(Stored items)
---

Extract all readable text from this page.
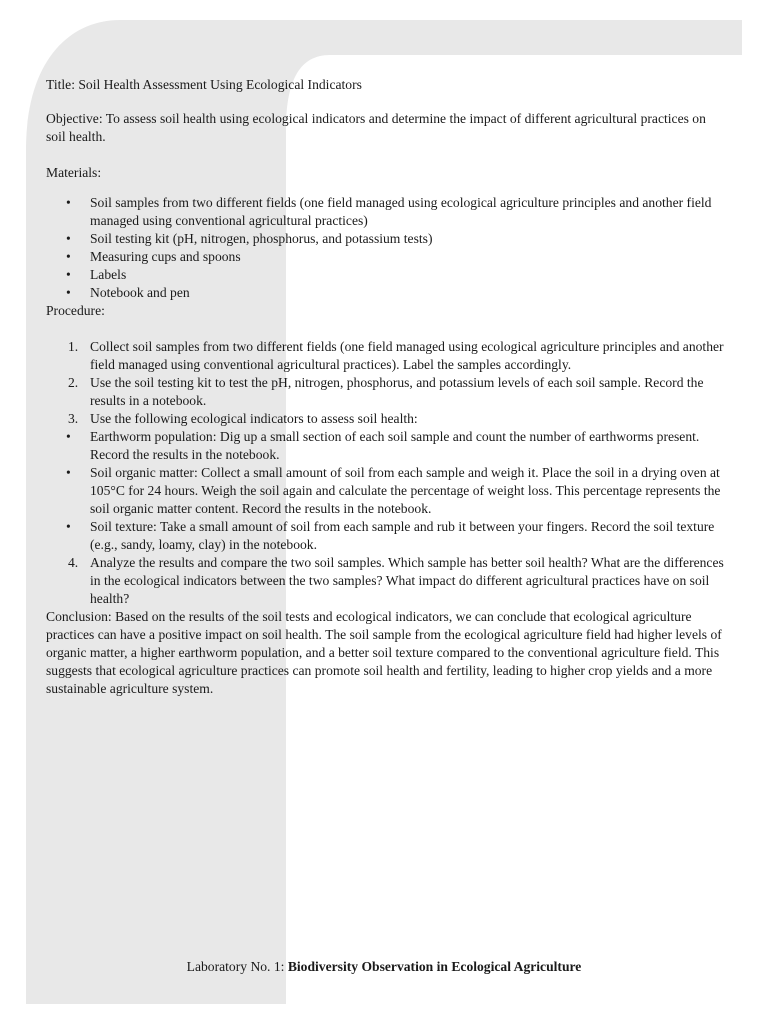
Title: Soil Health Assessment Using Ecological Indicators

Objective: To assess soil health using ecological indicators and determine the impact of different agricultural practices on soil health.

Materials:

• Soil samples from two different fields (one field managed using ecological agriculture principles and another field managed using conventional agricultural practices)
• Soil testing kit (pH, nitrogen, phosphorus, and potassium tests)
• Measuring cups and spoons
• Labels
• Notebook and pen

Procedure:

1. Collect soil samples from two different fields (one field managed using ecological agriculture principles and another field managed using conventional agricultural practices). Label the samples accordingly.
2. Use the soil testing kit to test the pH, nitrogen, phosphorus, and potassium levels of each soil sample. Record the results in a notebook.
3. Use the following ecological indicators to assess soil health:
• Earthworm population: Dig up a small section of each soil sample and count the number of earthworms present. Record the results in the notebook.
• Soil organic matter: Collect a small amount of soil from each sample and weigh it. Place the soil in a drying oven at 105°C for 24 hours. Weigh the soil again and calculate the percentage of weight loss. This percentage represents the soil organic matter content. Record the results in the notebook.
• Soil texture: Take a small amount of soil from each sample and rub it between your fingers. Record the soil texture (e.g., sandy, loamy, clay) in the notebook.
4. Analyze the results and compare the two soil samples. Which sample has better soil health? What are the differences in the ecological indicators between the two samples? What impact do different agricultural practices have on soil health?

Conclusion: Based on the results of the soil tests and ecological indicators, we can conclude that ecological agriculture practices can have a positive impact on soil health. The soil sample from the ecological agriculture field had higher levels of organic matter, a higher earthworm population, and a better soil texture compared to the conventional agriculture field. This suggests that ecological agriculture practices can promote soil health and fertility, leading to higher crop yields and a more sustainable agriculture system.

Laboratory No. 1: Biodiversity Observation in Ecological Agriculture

---

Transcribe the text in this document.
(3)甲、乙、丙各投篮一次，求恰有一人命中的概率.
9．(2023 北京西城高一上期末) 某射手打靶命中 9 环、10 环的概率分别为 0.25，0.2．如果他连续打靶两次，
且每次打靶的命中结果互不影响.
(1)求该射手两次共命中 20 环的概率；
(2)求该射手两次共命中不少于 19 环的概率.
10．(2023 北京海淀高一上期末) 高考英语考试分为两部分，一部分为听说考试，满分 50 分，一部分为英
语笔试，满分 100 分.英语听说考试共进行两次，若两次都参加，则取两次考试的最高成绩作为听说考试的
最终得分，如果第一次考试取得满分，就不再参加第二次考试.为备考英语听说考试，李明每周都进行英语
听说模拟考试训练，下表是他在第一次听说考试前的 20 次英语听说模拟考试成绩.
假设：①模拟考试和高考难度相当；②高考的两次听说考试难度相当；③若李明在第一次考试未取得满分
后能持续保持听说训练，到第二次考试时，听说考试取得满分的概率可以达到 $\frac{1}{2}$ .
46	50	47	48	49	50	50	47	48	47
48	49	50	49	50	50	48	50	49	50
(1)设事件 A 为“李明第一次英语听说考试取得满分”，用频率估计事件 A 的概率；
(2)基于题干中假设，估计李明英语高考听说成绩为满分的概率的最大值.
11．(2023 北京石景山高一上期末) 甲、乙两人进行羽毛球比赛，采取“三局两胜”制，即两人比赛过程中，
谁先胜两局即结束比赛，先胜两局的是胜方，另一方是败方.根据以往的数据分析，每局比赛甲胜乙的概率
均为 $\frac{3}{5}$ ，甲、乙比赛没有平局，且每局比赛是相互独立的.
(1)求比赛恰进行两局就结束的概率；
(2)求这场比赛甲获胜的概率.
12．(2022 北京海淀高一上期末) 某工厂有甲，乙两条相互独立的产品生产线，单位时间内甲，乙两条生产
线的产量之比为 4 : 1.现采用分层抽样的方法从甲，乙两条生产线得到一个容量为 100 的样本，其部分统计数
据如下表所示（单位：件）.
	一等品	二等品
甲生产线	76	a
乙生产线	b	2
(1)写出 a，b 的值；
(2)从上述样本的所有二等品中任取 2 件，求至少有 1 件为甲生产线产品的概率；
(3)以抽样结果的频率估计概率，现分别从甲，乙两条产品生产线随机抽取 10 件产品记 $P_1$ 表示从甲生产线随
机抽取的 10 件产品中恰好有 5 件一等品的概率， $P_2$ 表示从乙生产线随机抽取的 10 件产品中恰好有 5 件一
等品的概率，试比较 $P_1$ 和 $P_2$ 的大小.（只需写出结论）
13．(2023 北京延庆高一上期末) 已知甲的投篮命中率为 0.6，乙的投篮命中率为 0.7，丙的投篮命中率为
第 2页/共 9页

---

# WHAT TO DO
Work out the count of lines containing the word "Collect", then write only that count.

# FULL RESPONSE
2